### Stored rows

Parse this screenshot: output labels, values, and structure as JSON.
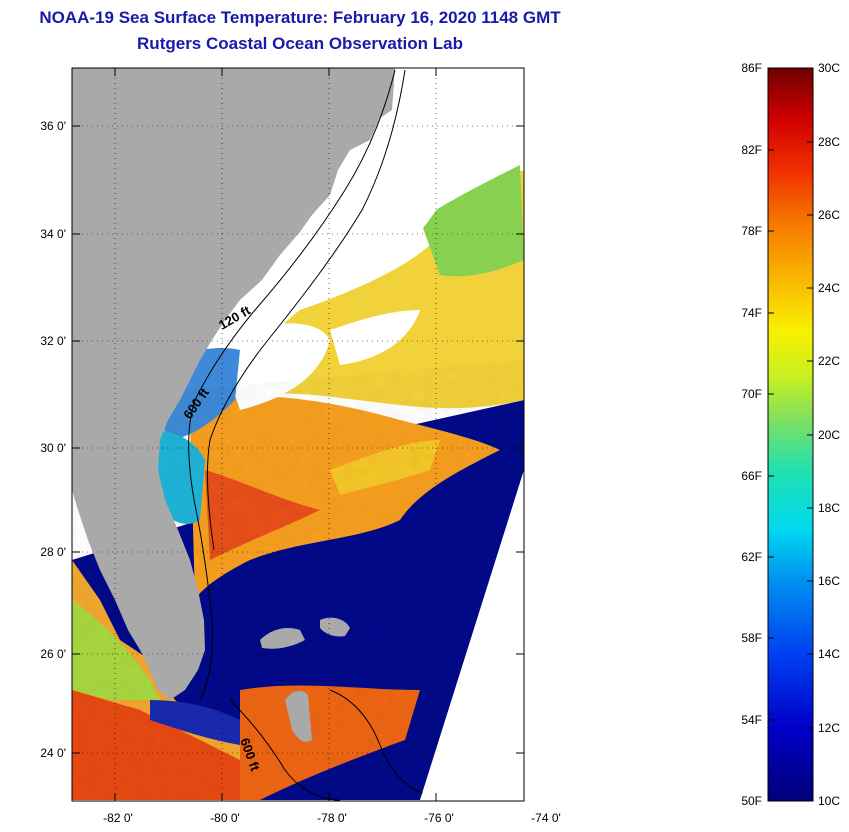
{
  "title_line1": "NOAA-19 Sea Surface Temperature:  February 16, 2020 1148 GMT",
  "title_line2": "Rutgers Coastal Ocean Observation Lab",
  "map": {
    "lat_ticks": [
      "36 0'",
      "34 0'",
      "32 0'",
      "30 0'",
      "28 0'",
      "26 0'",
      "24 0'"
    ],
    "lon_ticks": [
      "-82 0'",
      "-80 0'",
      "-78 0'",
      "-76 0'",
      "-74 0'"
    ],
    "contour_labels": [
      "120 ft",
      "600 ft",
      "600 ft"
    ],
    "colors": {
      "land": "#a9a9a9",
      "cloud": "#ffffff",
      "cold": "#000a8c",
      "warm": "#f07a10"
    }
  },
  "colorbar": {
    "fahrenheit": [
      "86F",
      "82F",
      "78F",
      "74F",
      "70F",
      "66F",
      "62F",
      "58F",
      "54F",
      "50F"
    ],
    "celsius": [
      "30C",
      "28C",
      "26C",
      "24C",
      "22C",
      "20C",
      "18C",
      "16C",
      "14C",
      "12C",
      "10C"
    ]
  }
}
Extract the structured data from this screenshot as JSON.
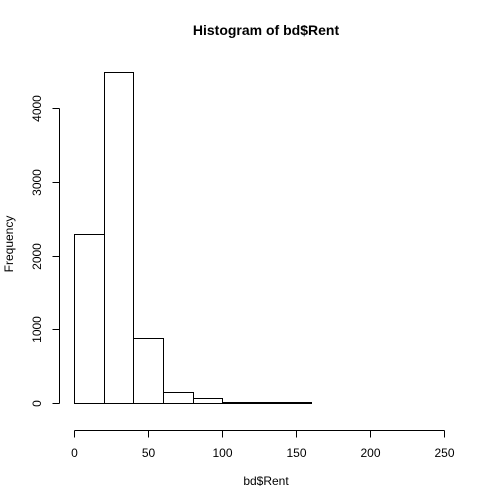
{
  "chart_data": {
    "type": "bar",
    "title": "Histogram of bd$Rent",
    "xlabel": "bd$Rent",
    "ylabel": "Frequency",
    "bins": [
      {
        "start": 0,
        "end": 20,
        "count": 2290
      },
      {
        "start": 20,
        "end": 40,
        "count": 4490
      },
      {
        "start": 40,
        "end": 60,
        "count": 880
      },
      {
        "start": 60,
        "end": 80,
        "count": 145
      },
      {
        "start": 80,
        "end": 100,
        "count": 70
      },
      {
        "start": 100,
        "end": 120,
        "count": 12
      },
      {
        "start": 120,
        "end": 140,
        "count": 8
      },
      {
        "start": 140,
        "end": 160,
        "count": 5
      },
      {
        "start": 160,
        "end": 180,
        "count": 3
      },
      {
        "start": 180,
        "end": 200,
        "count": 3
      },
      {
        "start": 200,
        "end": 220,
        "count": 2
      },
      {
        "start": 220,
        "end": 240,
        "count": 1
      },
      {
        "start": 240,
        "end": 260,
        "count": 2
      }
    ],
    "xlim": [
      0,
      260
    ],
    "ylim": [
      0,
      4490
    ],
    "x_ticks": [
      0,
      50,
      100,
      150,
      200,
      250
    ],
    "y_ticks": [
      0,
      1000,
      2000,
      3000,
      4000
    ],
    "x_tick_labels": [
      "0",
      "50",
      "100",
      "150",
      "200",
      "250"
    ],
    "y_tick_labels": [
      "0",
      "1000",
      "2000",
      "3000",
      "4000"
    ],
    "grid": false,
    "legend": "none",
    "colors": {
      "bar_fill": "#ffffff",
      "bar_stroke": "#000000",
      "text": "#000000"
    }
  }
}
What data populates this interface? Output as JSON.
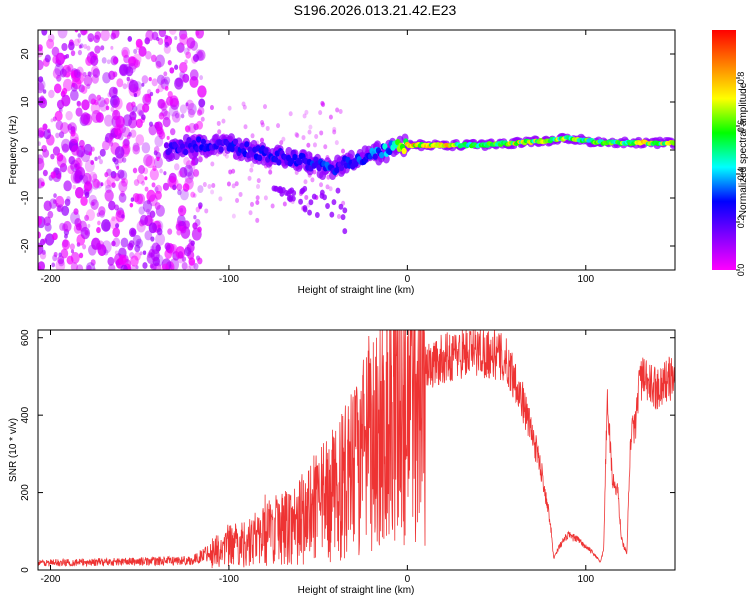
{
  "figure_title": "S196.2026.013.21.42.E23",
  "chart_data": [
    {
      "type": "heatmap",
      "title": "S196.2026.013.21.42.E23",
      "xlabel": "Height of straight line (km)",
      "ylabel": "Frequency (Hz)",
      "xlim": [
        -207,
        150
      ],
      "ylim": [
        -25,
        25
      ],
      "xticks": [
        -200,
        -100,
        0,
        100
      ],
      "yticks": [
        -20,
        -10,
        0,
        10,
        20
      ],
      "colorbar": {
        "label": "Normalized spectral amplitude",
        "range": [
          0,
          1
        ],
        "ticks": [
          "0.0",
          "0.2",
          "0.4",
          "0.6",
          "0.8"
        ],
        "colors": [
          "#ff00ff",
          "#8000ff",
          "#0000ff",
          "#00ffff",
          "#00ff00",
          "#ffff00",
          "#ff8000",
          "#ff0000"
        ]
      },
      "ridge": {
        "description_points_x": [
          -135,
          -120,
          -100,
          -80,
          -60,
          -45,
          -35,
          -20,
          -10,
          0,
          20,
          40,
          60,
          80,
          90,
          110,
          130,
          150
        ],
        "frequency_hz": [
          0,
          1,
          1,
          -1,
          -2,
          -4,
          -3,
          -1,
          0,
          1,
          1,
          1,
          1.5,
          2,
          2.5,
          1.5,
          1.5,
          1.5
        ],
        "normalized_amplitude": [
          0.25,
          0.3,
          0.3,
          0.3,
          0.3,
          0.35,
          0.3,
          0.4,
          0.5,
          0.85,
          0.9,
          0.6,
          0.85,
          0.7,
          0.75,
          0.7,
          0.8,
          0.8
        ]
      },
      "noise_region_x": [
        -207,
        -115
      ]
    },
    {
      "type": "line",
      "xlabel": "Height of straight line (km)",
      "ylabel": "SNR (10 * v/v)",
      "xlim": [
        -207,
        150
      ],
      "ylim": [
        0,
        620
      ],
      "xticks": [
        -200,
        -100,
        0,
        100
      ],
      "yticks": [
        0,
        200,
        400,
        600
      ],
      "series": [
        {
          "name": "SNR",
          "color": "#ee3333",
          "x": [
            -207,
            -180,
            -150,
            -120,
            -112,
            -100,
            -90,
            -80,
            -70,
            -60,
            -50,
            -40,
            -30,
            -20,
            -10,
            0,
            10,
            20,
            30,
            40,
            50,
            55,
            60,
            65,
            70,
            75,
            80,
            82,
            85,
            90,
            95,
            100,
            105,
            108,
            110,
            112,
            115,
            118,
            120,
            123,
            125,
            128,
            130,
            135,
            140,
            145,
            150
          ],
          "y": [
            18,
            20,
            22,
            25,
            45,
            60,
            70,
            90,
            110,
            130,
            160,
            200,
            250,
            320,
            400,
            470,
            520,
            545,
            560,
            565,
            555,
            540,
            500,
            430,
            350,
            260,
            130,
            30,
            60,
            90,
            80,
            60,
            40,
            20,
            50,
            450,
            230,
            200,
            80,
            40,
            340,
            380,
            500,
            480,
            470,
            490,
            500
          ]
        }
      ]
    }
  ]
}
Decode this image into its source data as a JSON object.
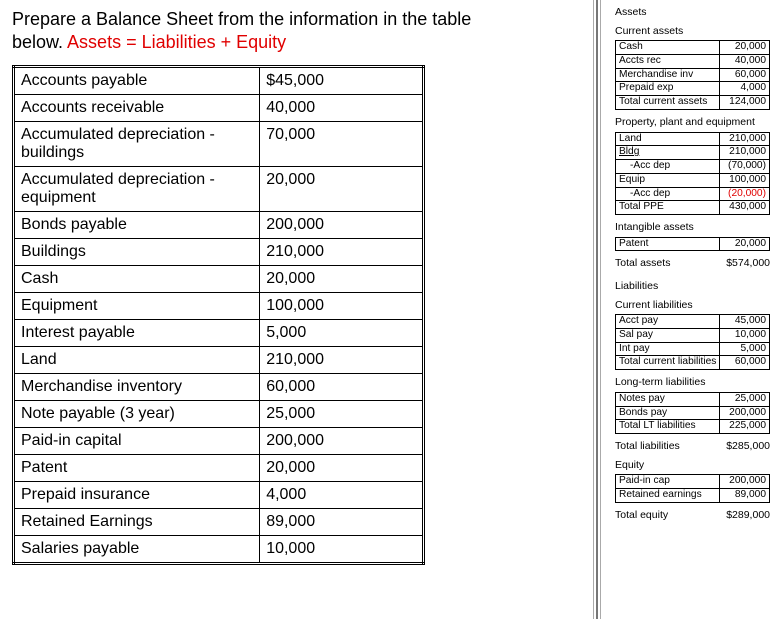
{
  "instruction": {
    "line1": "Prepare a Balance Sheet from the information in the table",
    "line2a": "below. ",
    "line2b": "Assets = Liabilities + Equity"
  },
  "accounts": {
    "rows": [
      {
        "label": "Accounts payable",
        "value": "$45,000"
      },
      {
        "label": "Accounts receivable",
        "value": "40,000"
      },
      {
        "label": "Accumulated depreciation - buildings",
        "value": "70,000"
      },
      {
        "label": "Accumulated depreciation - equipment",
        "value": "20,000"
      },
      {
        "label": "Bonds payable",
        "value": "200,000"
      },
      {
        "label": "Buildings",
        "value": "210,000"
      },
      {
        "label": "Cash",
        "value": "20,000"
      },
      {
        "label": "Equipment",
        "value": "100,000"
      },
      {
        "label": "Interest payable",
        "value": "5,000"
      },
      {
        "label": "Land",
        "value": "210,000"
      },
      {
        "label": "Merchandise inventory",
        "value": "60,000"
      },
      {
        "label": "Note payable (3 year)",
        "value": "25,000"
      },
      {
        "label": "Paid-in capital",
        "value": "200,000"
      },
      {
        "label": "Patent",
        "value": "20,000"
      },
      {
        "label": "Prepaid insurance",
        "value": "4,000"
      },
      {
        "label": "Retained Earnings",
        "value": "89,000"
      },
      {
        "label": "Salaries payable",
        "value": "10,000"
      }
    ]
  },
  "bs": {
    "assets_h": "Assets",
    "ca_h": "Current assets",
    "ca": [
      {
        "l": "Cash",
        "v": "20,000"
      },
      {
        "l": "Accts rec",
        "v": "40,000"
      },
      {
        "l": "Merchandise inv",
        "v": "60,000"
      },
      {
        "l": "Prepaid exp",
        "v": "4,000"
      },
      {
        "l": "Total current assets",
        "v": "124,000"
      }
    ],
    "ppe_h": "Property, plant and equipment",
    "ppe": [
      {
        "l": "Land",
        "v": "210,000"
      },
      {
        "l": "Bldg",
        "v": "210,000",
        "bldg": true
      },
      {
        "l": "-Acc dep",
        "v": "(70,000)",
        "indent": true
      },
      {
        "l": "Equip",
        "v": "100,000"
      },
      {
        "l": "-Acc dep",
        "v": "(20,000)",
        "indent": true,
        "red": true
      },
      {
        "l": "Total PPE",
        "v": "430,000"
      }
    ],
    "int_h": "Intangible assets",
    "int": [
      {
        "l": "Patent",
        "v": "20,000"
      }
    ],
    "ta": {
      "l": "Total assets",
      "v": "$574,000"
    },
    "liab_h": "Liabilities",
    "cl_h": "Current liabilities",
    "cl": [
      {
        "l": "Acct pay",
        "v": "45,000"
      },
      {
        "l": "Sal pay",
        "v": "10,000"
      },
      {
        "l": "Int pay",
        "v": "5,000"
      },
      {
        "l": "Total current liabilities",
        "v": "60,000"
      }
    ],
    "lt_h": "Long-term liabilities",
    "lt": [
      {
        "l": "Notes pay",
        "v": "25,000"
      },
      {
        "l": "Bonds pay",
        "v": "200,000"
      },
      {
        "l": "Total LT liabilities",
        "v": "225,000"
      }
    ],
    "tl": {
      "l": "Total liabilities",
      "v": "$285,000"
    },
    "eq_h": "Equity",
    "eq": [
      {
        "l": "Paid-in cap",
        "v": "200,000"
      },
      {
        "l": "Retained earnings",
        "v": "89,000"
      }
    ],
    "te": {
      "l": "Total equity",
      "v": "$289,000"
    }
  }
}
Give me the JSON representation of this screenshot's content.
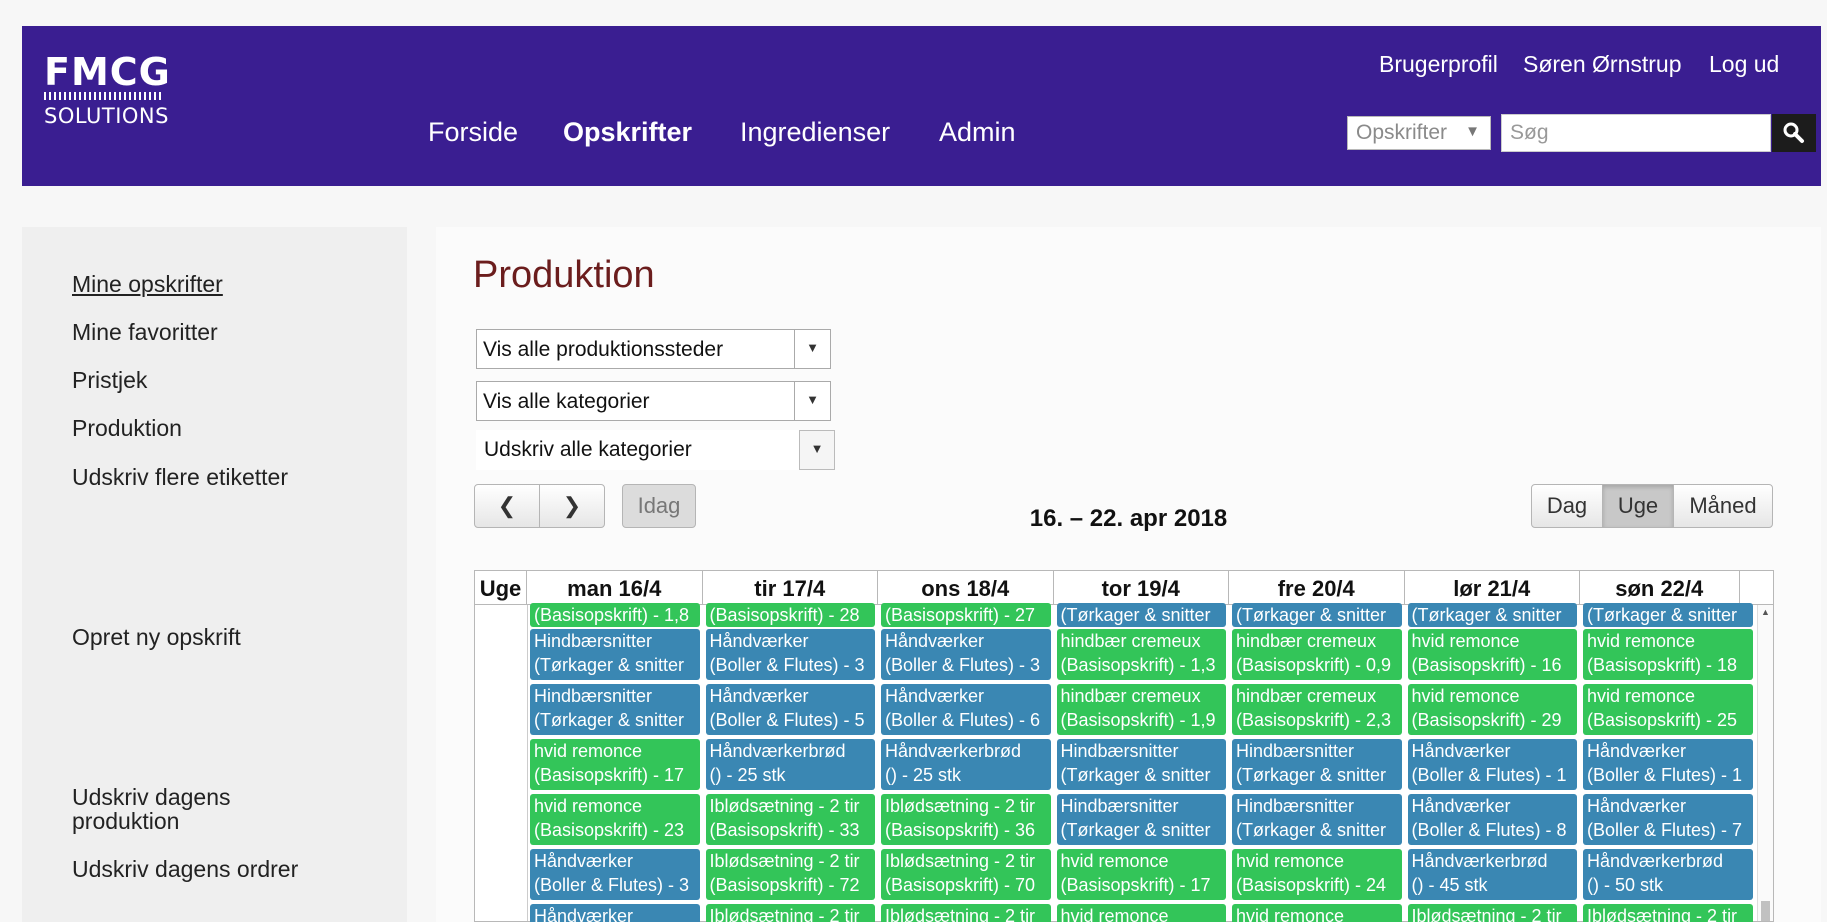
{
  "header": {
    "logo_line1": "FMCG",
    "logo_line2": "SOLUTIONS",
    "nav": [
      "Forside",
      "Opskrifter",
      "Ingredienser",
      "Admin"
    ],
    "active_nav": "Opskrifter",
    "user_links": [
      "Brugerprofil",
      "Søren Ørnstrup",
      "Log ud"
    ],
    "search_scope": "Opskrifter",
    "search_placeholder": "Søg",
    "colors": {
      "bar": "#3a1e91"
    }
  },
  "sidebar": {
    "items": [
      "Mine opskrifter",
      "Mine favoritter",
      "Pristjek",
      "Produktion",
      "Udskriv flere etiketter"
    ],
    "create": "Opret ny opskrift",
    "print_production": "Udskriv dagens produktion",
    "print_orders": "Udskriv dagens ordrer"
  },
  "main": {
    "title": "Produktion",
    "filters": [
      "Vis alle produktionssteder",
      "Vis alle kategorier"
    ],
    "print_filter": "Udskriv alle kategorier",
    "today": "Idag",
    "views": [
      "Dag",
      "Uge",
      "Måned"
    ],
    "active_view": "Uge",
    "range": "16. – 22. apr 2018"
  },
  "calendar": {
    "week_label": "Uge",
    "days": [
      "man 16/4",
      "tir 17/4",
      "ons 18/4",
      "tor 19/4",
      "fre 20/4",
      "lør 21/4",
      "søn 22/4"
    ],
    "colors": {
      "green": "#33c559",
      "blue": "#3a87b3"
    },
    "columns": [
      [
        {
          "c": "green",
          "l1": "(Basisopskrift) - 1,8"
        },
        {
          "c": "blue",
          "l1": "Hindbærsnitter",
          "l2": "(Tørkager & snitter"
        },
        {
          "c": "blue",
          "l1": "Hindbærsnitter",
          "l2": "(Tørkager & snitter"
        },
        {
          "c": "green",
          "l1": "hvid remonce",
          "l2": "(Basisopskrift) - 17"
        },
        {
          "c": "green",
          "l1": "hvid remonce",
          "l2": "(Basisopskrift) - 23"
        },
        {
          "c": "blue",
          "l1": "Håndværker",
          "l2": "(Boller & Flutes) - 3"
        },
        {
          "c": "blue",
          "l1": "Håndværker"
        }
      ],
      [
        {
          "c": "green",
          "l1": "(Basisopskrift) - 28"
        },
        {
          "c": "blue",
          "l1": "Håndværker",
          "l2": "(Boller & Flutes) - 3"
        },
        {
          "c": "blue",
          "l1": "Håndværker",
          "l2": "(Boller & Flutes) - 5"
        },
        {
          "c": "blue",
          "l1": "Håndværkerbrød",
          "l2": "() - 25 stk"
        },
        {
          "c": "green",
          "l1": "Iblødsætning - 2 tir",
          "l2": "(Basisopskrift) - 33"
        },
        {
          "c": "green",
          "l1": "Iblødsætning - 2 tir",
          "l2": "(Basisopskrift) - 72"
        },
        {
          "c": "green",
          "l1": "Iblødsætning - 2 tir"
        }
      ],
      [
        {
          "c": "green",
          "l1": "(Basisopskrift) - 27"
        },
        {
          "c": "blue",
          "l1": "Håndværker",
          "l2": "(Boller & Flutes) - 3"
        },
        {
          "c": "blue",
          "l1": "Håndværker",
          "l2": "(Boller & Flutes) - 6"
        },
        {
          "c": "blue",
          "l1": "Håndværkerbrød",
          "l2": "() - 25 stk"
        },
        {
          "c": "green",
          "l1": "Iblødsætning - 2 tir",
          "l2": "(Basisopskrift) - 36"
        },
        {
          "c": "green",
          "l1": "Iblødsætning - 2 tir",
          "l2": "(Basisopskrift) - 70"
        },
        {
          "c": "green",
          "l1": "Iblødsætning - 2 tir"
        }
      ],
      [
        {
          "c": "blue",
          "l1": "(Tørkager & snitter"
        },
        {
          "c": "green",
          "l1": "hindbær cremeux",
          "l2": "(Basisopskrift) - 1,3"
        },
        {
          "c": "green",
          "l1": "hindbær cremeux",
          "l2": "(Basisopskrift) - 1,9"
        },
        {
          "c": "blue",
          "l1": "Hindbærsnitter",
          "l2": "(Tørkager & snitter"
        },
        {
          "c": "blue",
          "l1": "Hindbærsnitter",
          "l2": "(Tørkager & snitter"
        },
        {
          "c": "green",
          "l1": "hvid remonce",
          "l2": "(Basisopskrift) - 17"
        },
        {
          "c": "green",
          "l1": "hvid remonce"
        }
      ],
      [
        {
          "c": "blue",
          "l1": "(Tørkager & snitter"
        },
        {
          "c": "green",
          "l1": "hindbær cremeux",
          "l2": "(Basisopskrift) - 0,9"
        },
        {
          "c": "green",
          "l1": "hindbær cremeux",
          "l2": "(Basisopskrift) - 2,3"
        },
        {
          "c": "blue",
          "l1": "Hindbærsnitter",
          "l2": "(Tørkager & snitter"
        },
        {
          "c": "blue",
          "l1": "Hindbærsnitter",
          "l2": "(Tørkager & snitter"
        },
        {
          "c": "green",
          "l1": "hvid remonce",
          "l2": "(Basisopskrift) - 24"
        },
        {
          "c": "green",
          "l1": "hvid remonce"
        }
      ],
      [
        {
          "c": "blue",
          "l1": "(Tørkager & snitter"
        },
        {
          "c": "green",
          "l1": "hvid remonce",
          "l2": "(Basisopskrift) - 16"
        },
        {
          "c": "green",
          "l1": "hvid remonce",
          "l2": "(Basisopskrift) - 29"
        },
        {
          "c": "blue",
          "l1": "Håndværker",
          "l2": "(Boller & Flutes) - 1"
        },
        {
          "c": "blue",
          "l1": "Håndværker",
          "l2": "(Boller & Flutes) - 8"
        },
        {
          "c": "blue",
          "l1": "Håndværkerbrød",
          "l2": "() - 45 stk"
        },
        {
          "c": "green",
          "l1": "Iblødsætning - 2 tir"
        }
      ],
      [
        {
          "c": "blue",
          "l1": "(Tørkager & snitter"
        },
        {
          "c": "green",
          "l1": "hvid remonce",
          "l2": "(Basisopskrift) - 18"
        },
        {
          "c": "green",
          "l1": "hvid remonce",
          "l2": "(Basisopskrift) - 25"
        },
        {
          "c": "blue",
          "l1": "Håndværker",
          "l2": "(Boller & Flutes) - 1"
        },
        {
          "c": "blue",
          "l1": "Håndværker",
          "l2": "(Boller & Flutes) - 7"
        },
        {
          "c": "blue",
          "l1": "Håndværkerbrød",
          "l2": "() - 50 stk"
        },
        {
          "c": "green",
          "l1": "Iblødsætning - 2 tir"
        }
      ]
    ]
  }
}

######

**Written request**
Go through the entries and return each line where the word "screenshot" appears.

**Response below**
Parse this screenshot: output labels, values, and structure as JSON.
Extract the structured data from this screenshot as JSON.
Give me the JSON representation of this screenshot's content.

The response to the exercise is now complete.